● Exercise description:
State the number of lines that include the string "JSON", and write nothing else.

● Stored rows:
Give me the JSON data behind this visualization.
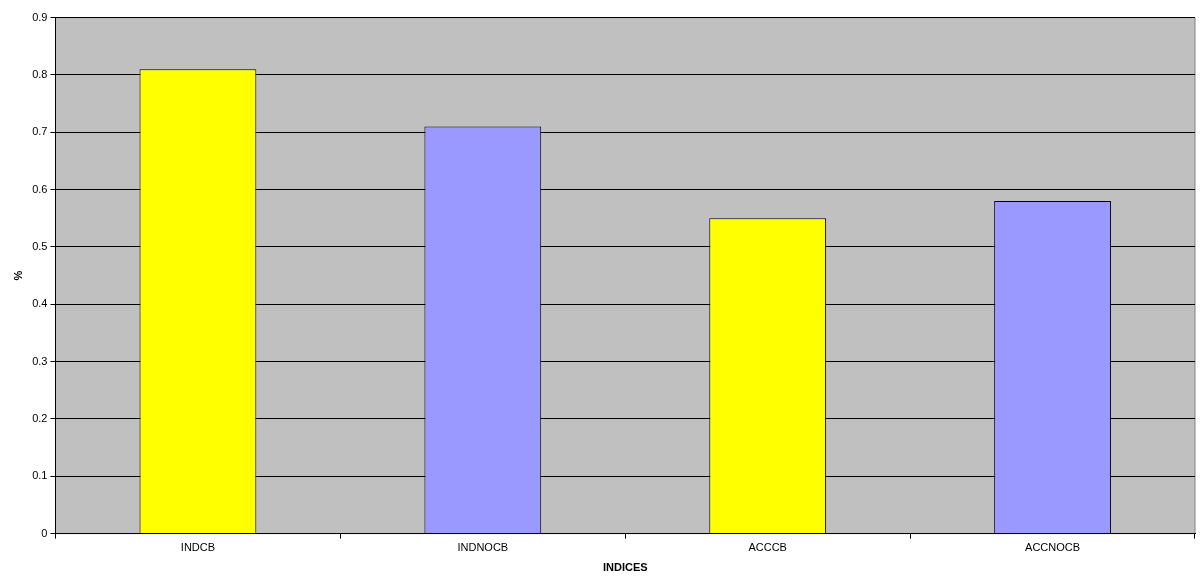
{
  "chart_data": {
    "type": "bar",
    "xlabel": "INDICES",
    "ylabel": "%",
    "categories": [
      "INDCB",
      "INDNOCB",
      "ACCCB",
      "ACCNOCB"
    ],
    "values": [
      0.81,
      0.71,
      0.55,
      0.58
    ],
    "colors": [
      "#ffff00",
      "#9999ff",
      "#ffff00",
      "#9999ff"
    ],
    "ylim": [
      0,
      0.9
    ],
    "yticks": [
      0,
      0.1,
      0.2,
      0.3,
      0.4,
      0.5,
      0.6,
      0.7,
      0.8,
      0.9
    ],
    "grid": "y",
    "legend": false
  }
}
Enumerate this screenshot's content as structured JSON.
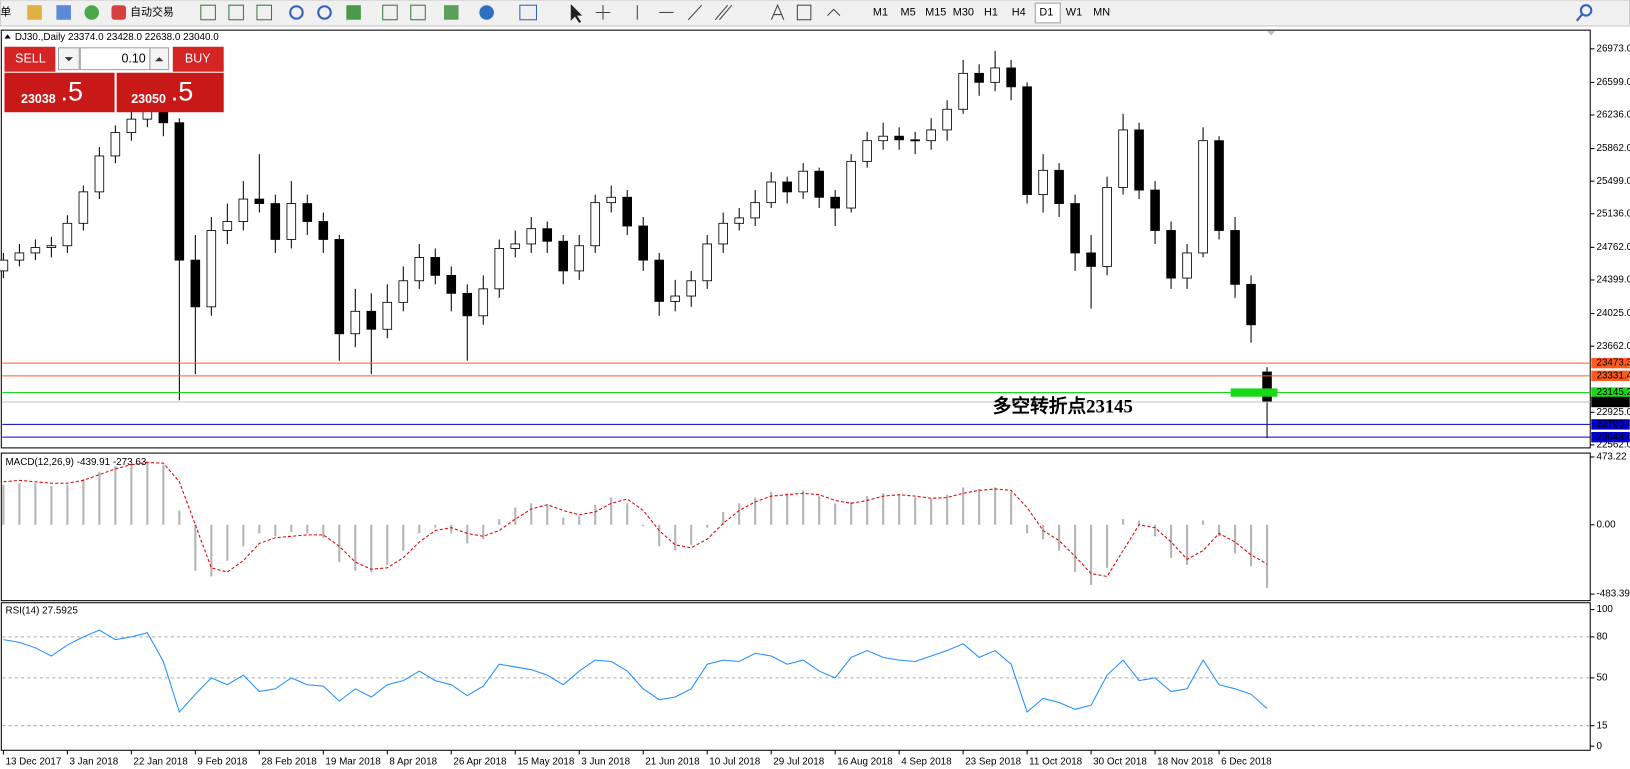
{
  "toolbar": {
    "menu_fragment": "单",
    "auto_trade": "自动交易",
    "timeframes": [
      "M1",
      "M5",
      "M15",
      "M30",
      "H1",
      "H4",
      "D1",
      "W1",
      "MN"
    ],
    "selected_timeframe": "D1"
  },
  "trade_panel": {
    "sell": "SELL",
    "buy": "BUY",
    "lot": "0.10",
    "sell_price": "23038",
    "sell_pip": ".5",
    "buy_price": "23050",
    "buy_pip": ".5"
  },
  "chart_data": [
    {
      "type": "candlestick",
      "title": "DJ30.,Daily  23374.0 23428.0 22638.0 23040.0",
      "x": [
        "13 Dec 2017",
        null,
        null,
        null,
        "3 Jan 2018",
        null,
        null,
        null,
        "22 Jan 2018",
        null,
        null,
        null,
        "9 Feb 2018",
        null,
        null,
        null,
        "28 Feb 2018",
        null,
        null,
        null,
        "19 Mar 2018",
        null,
        null,
        null,
        "8 Apr 2018",
        null,
        null,
        null,
        "26 Apr 2018",
        null,
        null,
        null,
        "15 May 2018",
        null,
        null,
        null,
        "3 Jun 2018",
        null,
        null,
        null,
        "21 Jun 2018",
        null,
        null,
        null,
        "10 Jul 2018",
        null,
        null,
        null,
        "29 Jul 2018",
        null,
        null,
        null,
        "16 Aug 2018",
        null,
        null,
        null,
        "4 Sep 2018",
        null,
        null,
        null,
        "23 Sep 2018",
        null,
        null,
        null,
        "11 Oct 2018",
        null,
        null,
        null,
        "30 Oct 2018",
        null,
        null,
        null,
        "18 Nov 2018",
        null,
        null,
        null,
        "6 Dec 2018",
        null,
        null,
        null
      ],
      "open": [
        24500,
        24620,
        24700,
        24760,
        24780,
        25030,
        25380,
        25780,
        26040,
        26190,
        26400,
        26150,
        24620,
        24100,
        24950,
        25050,
        25300,
        25250,
        24850,
        25250,
        25050,
        24850,
        23800,
        24050,
        23850,
        24150,
        24390,
        24650,
        24450,
        24250,
        24000,
        24300,
        24750,
        24800,
        24970,
        24830,
        24500,
        24780,
        25260,
        25320,
        25000,
        24620,
        24160,
        24220,
        24390,
        24800,
        25030,
        25090,
        25260,
        25490,
        25380,
        25610,
        25320,
        25200,
        25720,
        25950,
        26000,
        25960,
        25950,
        26070,
        26300,
        26700,
        26600,
        26760,
        26550,
        25350,
        25620,
        25250,
        24700,
        24550,
        25430,
        26070,
        25400,
        24950,
        24420,
        24700,
        25950,
        24950,
        24350,
        23374
      ],
      "high": [
        24700,
        24800,
        24850,
        24880,
        25120,
        25450,
        25880,
        26120,
        26300,
        26620,
        26500,
        26200,
        24900,
        25100,
        25250,
        25500,
        25800,
        25350,
        25500,
        25350,
        25150,
        24900,
        24300,
        24250,
        24350,
        24550,
        24800,
        24750,
        24550,
        24350,
        24450,
        24850,
        24950,
        25100,
        25050,
        24900,
        24900,
        25350,
        25450,
        25400,
        25100,
        24700,
        24400,
        24500,
        24900,
        25150,
        25200,
        25400,
        25600,
        25550,
        25700,
        25650,
        25400,
        25800,
        26050,
        26150,
        26100,
        26050,
        26200,
        26400,
        26850,
        26800,
        26950,
        26850,
        26600,
        25800,
        25700,
        25350,
        24900,
        25550,
        26250,
        26150,
        25500,
        25050,
        24800,
        26100,
        26000,
        25100,
        24450,
        23428
      ],
      "low": [
        24420,
        24550,
        24620,
        24650,
        24700,
        24950,
        25300,
        25700,
        25950,
        26100,
        26000,
        23060,
        23350,
        24000,
        24800,
        24950,
        25150,
        24700,
        24750,
        24900,
        24700,
        23500,
        23650,
        23350,
        23750,
        24050,
        24300,
        24350,
        24050,
        23500,
        23900,
        24200,
        24650,
        24700,
        24700,
        24350,
        24400,
        24700,
        25150,
        24900,
        24500,
        24000,
        24050,
        24100,
        24300,
        24700,
        24950,
        25000,
        25200,
        25250,
        25300,
        25200,
        25000,
        25150,
        25650,
        25850,
        25850,
        25800,
        25850,
        25950,
        26250,
        26450,
        26500,
        26400,
        25250,
        25150,
        25100,
        24500,
        24080,
        24450,
        25350,
        25300,
        24800,
        24300,
        24300,
        24650,
        24850,
        24200,
        23700,
        22638
      ],
      "close": [
        24620,
        24700,
        24760,
        24780,
        25030,
        25380,
        25780,
        26040,
        26190,
        26400,
        26150,
        24620,
        24100,
        24950,
        25050,
        25300,
        25250,
        24850,
        25250,
        25050,
        24850,
        23800,
        24050,
        23850,
        24150,
        24390,
        24650,
        24450,
        24250,
        24000,
        24300,
        24750,
        24800,
        24970,
        24830,
        24500,
        24780,
        25260,
        25320,
        25000,
        24620,
        24160,
        24220,
        24390,
        24800,
        25030,
        25090,
        25260,
        25490,
        25380,
        25610,
        25320,
        25200,
        25720,
        25950,
        26000,
        25960,
        25950,
        26070,
        26300,
        26700,
        26600,
        26760,
        26550,
        25350,
        25620,
        25250,
        24700,
        24550,
        25430,
        26070,
        25400,
        24950,
        24420,
        24700,
        25950,
        24950,
        24350,
        23900,
        23040
      ],
      "ylim": [
        22529,
        27158
      ],
      "yticks": [
        {
          "value": 26973,
          "label": "26973.0"
        },
        {
          "value": 26599,
          "label": "26599.0"
        },
        {
          "value": 26236,
          "label": "26236.0"
        },
        {
          "value": 25862,
          "label": "25862.0"
        },
        {
          "value": 25499,
          "label": "25499.0"
        },
        {
          "value": 25136,
          "label": "25136.0"
        },
        {
          "value": 24762,
          "label": "24762.0"
        },
        {
          "value": 24399,
          "label": "24399.0"
        },
        {
          "value": 24025,
          "label": "24025.0"
        },
        {
          "value": 23662,
          "label": "23662.0"
        },
        {
          "value": 22925,
          "label": "22925.0"
        },
        {
          "value": 22562,
          "label": "22562.0"
        }
      ],
      "levels": [
        {
          "value": 23473.3,
          "label": "23473.3",
          "color": "#ff5a1e"
        },
        {
          "value": 23331.4,
          "label": "23331.4",
          "color": "#ff5a1e"
        },
        {
          "value": 23145.2,
          "label": "23145.2",
          "color": "#18d818"
        },
        {
          "value": 22790.4,
          "label": "22790.4",
          "color": "#0000c8"
        },
        {
          "value": 22648.6,
          "label": "22648.6",
          "color": "#0000c8"
        }
      ],
      "current_price": {
        "value": 23040,
        "label": "23040.0"
      },
      "annotation": "多空转折点23145",
      "annotation_color": "#22e022"
    },
    {
      "type": "macd",
      "title": "MACD(12,26,9) -439.91 -273.63",
      "values": [
        280,
        290,
        290,
        270,
        280,
        320,
        370,
        410,
        430,
        440,
        420,
        100,
        -320,
        -360,
        -250,
        -150,
        -60,
        -80,
        -50,
        -60,
        -90,
        -260,
        -320,
        -330,
        -280,
        -180,
        -60,
        -20,
        -60,
        -130,
        -100,
        40,
        120,
        150,
        140,
        50,
        60,
        140,
        190,
        150,
        -10,
        -150,
        -180,
        -140,
        -20,
        90,
        150,
        190,
        230,
        220,
        240,
        200,
        150,
        160,
        200,
        220,
        210,
        190,
        180,
        210,
        260,
        250,
        260,
        230,
        -60,
        -100,
        -180,
        -330,
        -420,
        -300,
        40,
        30,
        -80,
        -230,
        -280,
        30,
        -80,
        -200,
        -290,
        -439.91
      ],
      "signal": [
        300,
        310,
        300,
        290,
        290,
        310,
        350,
        390,
        420,
        435,
        430,
        300,
        0,
        -300,
        -330,
        -250,
        -130,
        -90,
        -80,
        -70,
        -70,
        -150,
        -260,
        -310,
        -300,
        -230,
        -120,
        -40,
        -20,
        -60,
        -80,
        -40,
        40,
        110,
        140,
        100,
        70,
        90,
        150,
        180,
        100,
        -40,
        -140,
        -160,
        -100,
        10,
        100,
        160,
        200,
        210,
        220,
        210,
        170,
        150,
        170,
        200,
        210,
        200,
        185,
        190,
        220,
        240,
        250,
        240,
        120,
        -40,
        -110,
        -220,
        -340,
        -360,
        -180,
        0,
        -20,
        -120,
        -240,
        -180,
        -60,
        -120,
        -210,
        -273.63
      ],
      "color": "#b4b4b4",
      "signal_color": "#e00000",
      "ylim": [
        -529,
        493
      ],
      "yticks": [
        473.22,
        {
          "value": 0,
          "label": "0.00"
        },
        -483.39
      ]
    },
    {
      "type": "line",
      "title": "RSI(14) 27.5925",
      "values": [
        78,
        76,
        72,
        66,
        74,
        80,
        85,
        78,
        80,
        83,
        62,
        25,
        38,
        50,
        45,
        52,
        40,
        42,
        50,
        45,
        44,
        33,
        42,
        36,
        45,
        48,
        55,
        48,
        45,
        37,
        44,
        60,
        58,
        56,
        52,
        45,
        55,
        63,
        62,
        55,
        42,
        34,
        36,
        42,
        60,
        63,
        62,
        68,
        66,
        60,
        63,
        55,
        50,
        65,
        70,
        65,
        63,
        62,
        66,
        70,
        75,
        65,
        70,
        60,
        25,
        35,
        32,
        27,
        30,
        52,
        63,
        48,
        50,
        40,
        42,
        63,
        45,
        42,
        38,
        27.5925
      ],
      "color": "#1e8fff",
      "ylim": [
        -3,
        105
      ],
      "yticks": [
        100,
        80,
        50,
        15,
        0
      ],
      "levels": [
        80,
        50,
        15
      ]
    }
  ]
}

● Written answer:
2